■ **Objective**: Say how many lines include "liberto", with no words around the number.

■ **Input rows**:
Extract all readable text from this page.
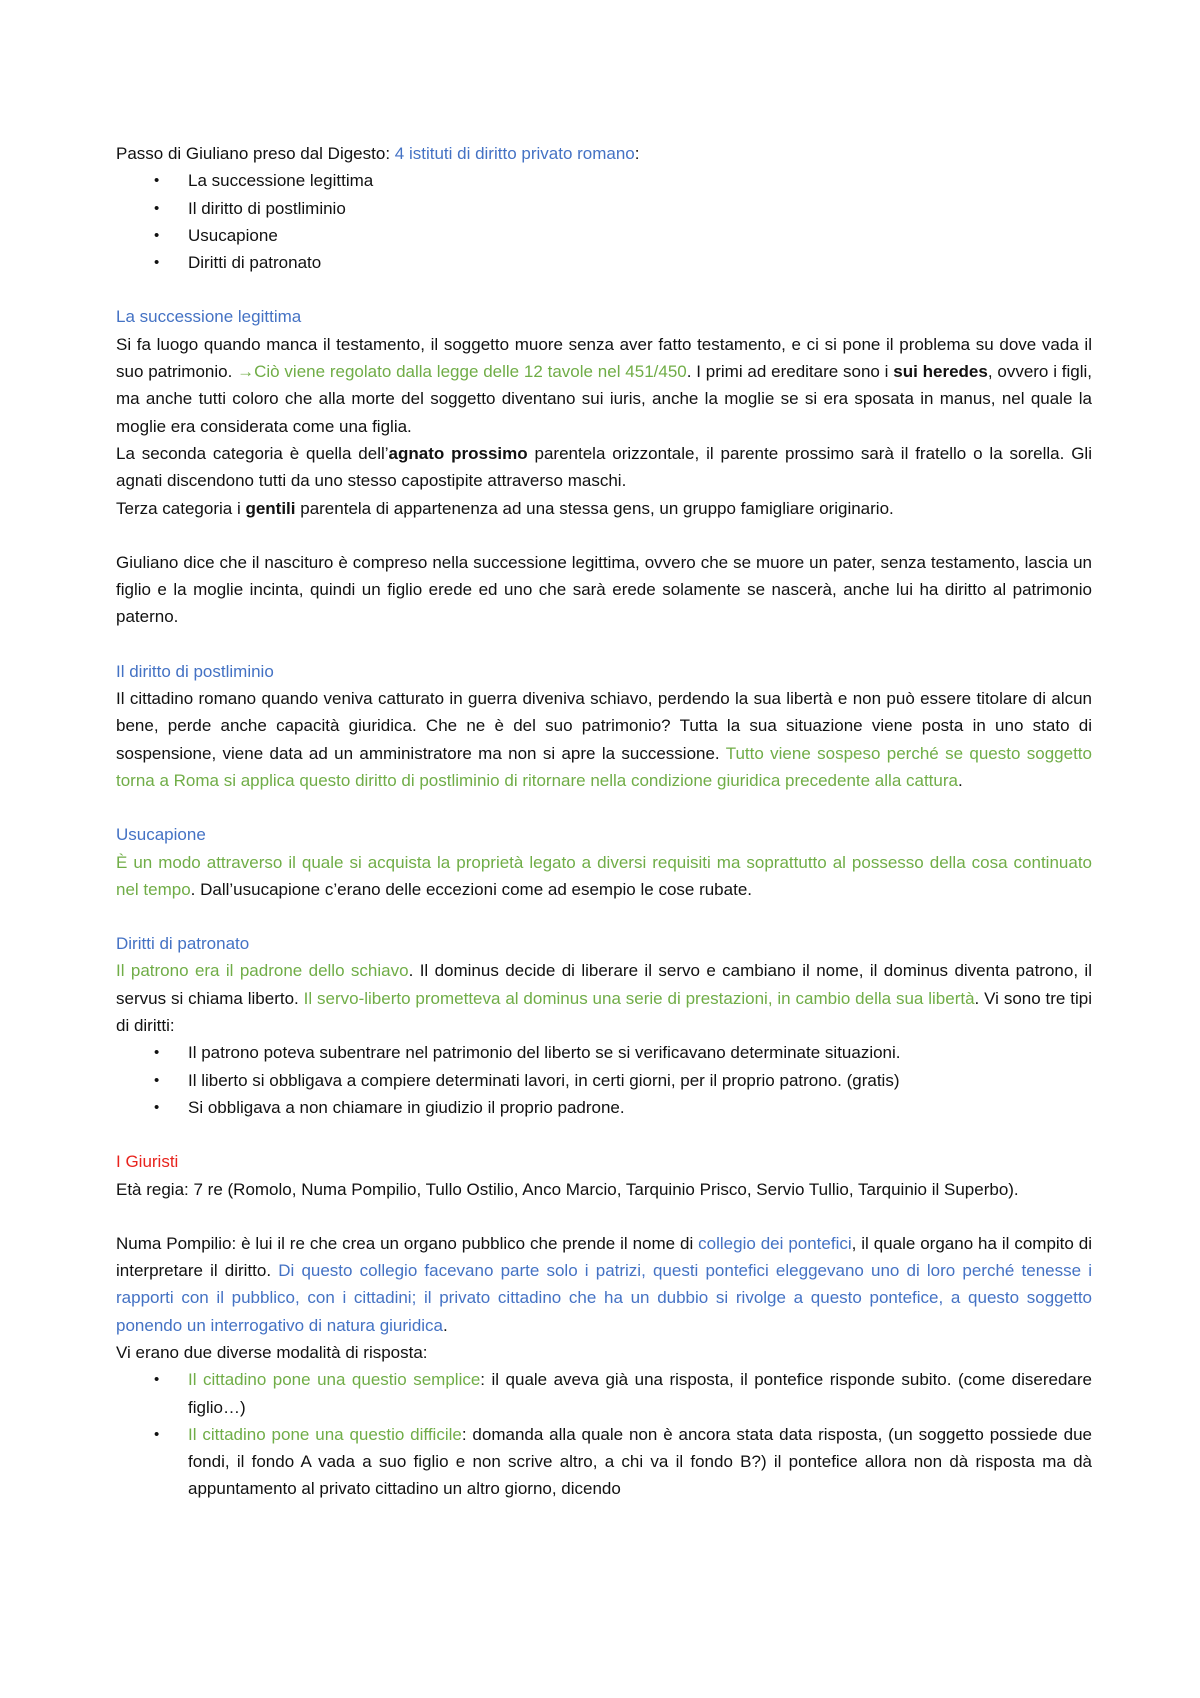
Passo di Giuliano preso dal Digesto: 4 istituti di diritto privato romano:

• La successione legittima
• Il diritto di postliminio
• Usucapione
• Diritti di patronato

La successione legittima

Si fa luogo quando manca il testamento, il soggetto muore senza aver fatto testamento, e ci si pone il problema su dove vada il suo patrimonio. →Ciò viene regolato dalla legge delle 12 tavole nel 451/450. I primi ad ereditare sono i sui heredes, ovvero i figli, ma anche tutti coloro che alla morte del soggetto diventano sui iuris, anche la moglie se si era sposata in manus, nel quale la moglie era considerata come una figlia.

La seconda categoria è quella dell’agnato prossimo parentela orizzontale, il parente prossimo sarà il fratello o la sorella. Gli agnati discendono tutti da uno stesso capostipite attraverso maschi.

Terza categoria i gentili parentela di appartenenza ad una stessa gens, un gruppo famigliare originario.

Giuliano dice che il nascituro è compreso nella successione legittima, ovvero che se muore un pater, senza testamento, lascia un figlio e la moglie incinta, quindi un figlio erede ed uno che sarà erede solamente se nascerà, anche lui ha diritto al patrimonio paterno.

Il diritto di postliminio

Il cittadino romano quando veniva catturato in guerra diveniva schiavo, perdendo la sua libertà e non può essere titolare di alcun bene, perde anche capacità giuridica. Che ne è del suo patrimonio? Tutta la sua situazione viene posta in uno stato di sospensione, viene data ad un amministratore ma non si apre la successione. Tutto viene sospeso perché se questo soggetto torna a Roma si applica questo diritto di postliminio di ritornare nella condizione giuridica precedente alla cattura.

Usucapione

È un modo attraverso il quale si acquista la proprietà legato a diversi requisiti ma soprattutto al possesso della cosa continuato nel tempo. Dall’usucapione c’erano delle eccezioni come ad esempio le cose rubate.

Diritti di patronato

Il patrono era il padrone dello schiavo. Il dominus decide di liberare il servo e cambiano il nome, il dominus diventa patrono, il servus si chiama liberto. Il servo-liberto prometteva al dominus una serie di prestazioni, in cambio della sua libertà. Vi sono tre tipi di diritti:

• Il patrono poteva subentrare nel patrimonio del liberto se si verificavano determinate situazioni.
• Il liberto si obbligava a compiere determinati lavori, in certi giorni, per il proprio patrono. (gratis)
• Si obbligava a non chiamare in giudizio il proprio padrone.

I Giuristi

Età regia: 7 re (Romolo, Numa Pompilio, Tullo Ostilio, Anco Marcio, Tarquinio Prisco, Servio Tullio, Tarquinio il Superbo).

Numa Pompilio: è lui il re che crea un organo pubblico che prende il nome di collegio dei pontefici, il quale organo ha il compito di interpretare il diritto. Di questo collegio facevano parte solo i patrizi, questi pontefici eleggevano uno di loro perché tenesse i rapporti con il pubblico, con i cittadini; il privato cittadino che ha un dubbio si rivolge a questo pontefice, a questo soggetto ponendo un interrogativo di natura giuridica.

Vi erano due diverse modalità di risposta:

• Il cittadino pone una questio semplice: il quale aveva già una risposta, il pontefice risponde subito. (come diseredare figlio…)
• Il cittadino pone una questio difficile: domanda alla quale non è ancora stata data risposta, (un soggetto possiede due fondi, il fondo A vada a suo figlio e non scrive altro, a chi va il fondo B?) il pontefice allora non dà risposta ma dà appuntamento al privato cittadino un altro giorno, dicendo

■ **Written reply**: 3